- **The records**
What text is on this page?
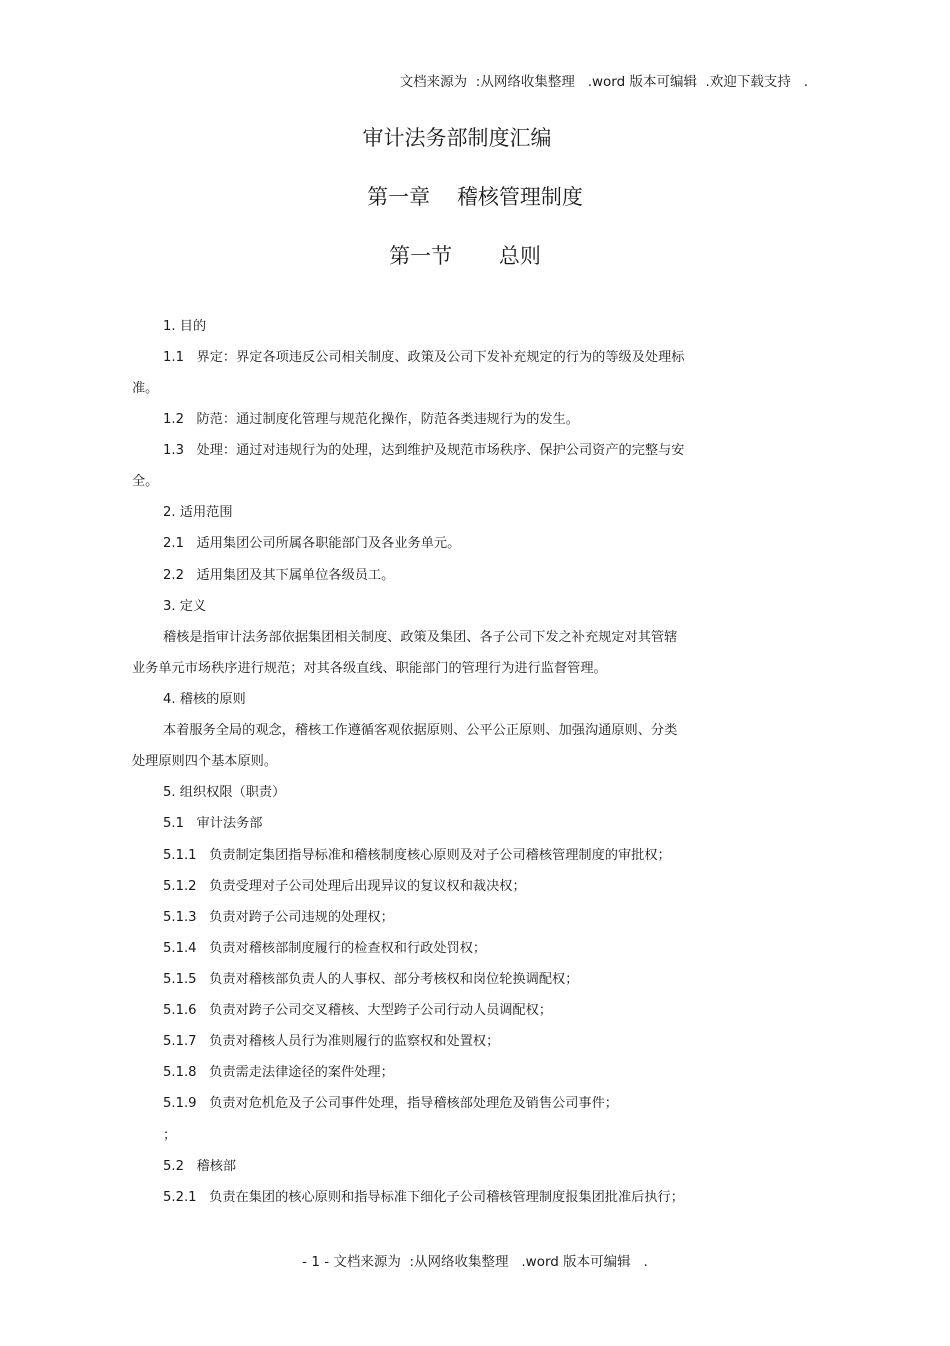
文档来源为  :从网络收集整理   .word 版本可编辑  .欢迎下载支持   .
审计法务部制度汇编
第一章    稽核管理制度
第一节       总则
1. 目的
1.1   界定：界定各项违反公司相关制度、政策及公司下发补充规定的行为的等级及处理标
准。
1.2   防范：通过制度化管理与规范化操作，防范各类违规行为的发生。
1.3   处理：通过对违规行为的处理，达到维护及规范市场秩序、保护公司资产的完整与安
全。
2. 适用范围
2.1   适用集团公司所属各职能部门及各业务单元。
2.2   适用集团及其下属单位各级员工。
3. 定义
稽核是指审计法务部依据集团相关制度、政策及集团、各子公司下发之补充规定对其管辖
业务单元市场秩序进行规范；对其各级直线、职能部门的管理行为进行监督管理。
4. 稽核的原则
本着服务全局的观念，稽核工作遵循客观依据原则、公平公正原则、加强沟通原则、分类
处理原则四个基本原则。
5. 组织权限（职责）
5.1   审计法务部
5.1.1   负责制定集团指导标准和稽核制度核心原则及对子公司稽核管理制度的审批权；
5.1.2   负责受理对子公司处理后出现异议的复议权和裁决权；
5.1.3   负责对跨子公司违规的处理权；
5.1.4   负责对稽核部制度履行的检查权和行政处罚权；
5.1.5   负责对稽核部负责人的人事权、部分考核权和岗位轮换调配权；
5.1.6   负责对跨子公司交叉稽核、大型跨子公司行动人员调配权；
5.1.7   负责对稽核人员行为准则履行的监察权和处置权；
5.1.8   负责需走法律途径的案件处理；
5.1.9   负责对危机危及子公司事件处理，指导稽核部处理危及销售公司事件；
；
5.2   稽核部
5.2.1   负责在集团的核心原则和指导标准下细化子公司稽核管理制度报集团批准后执行；
- 1 - 文档来源为  :从网络收集整理   .word 版本可编辑   .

- **Aim**
Omit the pictures and reproduce the listing exactly.

- **Correct answer**
What text is on this page?
文档来源为  :从网络收集整理   .word 版本可编辑  .欢迎下载支持   .
审计法务部制度汇编
第一章    稽核管理制度
第一节       总则
1. 目的
1.1   界定：界定各项违反公司相关制度、政策及公司下发补充规定的行为的等级及处理标
准。
1.2   防范：通过制度化管理与规范化操作，防范各类违规行为的发生。
1.3   处理：通过对违规行为的处理，达到维护及规范市场秩序、保护公司资产的完整与安
全。
2. 适用范围
2.1   适用集团公司所属各职能部门及各业务单元。
2.2   适用集团及其下属单位各级员工。
3. 定义
稽核是指审计法务部依据集团相关制度、政策及集团、各子公司下发之补充规定对其管辖
业务单元市场秩序进行规范；对其各级直线、职能部门的管理行为进行监督管理。
4. 稽核的原则
本着服务全局的观念，稽核工作遵循客观依据原则、公平公正原则、加强沟通原则、分类
处理原则四个基本原则。
5. 组织权限（职责）
5.1   审计法务部
5.1.1   负责制定集团指导标准和稽核制度核心原则及对子公司稽核管理制度的审批权；
5.1.2   负责受理对子公司处理后出现异议的复议权和裁决权；
5.1.3   负责对跨子公司违规的处理权；
5.1.4   负责对稽核部制度履行的检查权和行政处罚权；
5.1.5   负责对稽核部负责人的人事权、部分考核权和岗位轮换调配权；
5.1.6   负责对跨子公司交叉稽核、大型跨子公司行动人员调配权；
5.1.7   负责对稽核人员行为准则履行的监察权和处置权；
5.1.8   负责需走法律途径的案件处理；
5.1.9   负责对危机危及子公司事件处理，指导稽核部处理危及销售公司事件；
；
5.2   稽核部
5.2.1   负责在集团的核心原则和指导标准下细化子公司稽核管理制度报集团批准后执行；
- 1 - 文档来源为  :从网络收集整理   .word 版本可编辑   .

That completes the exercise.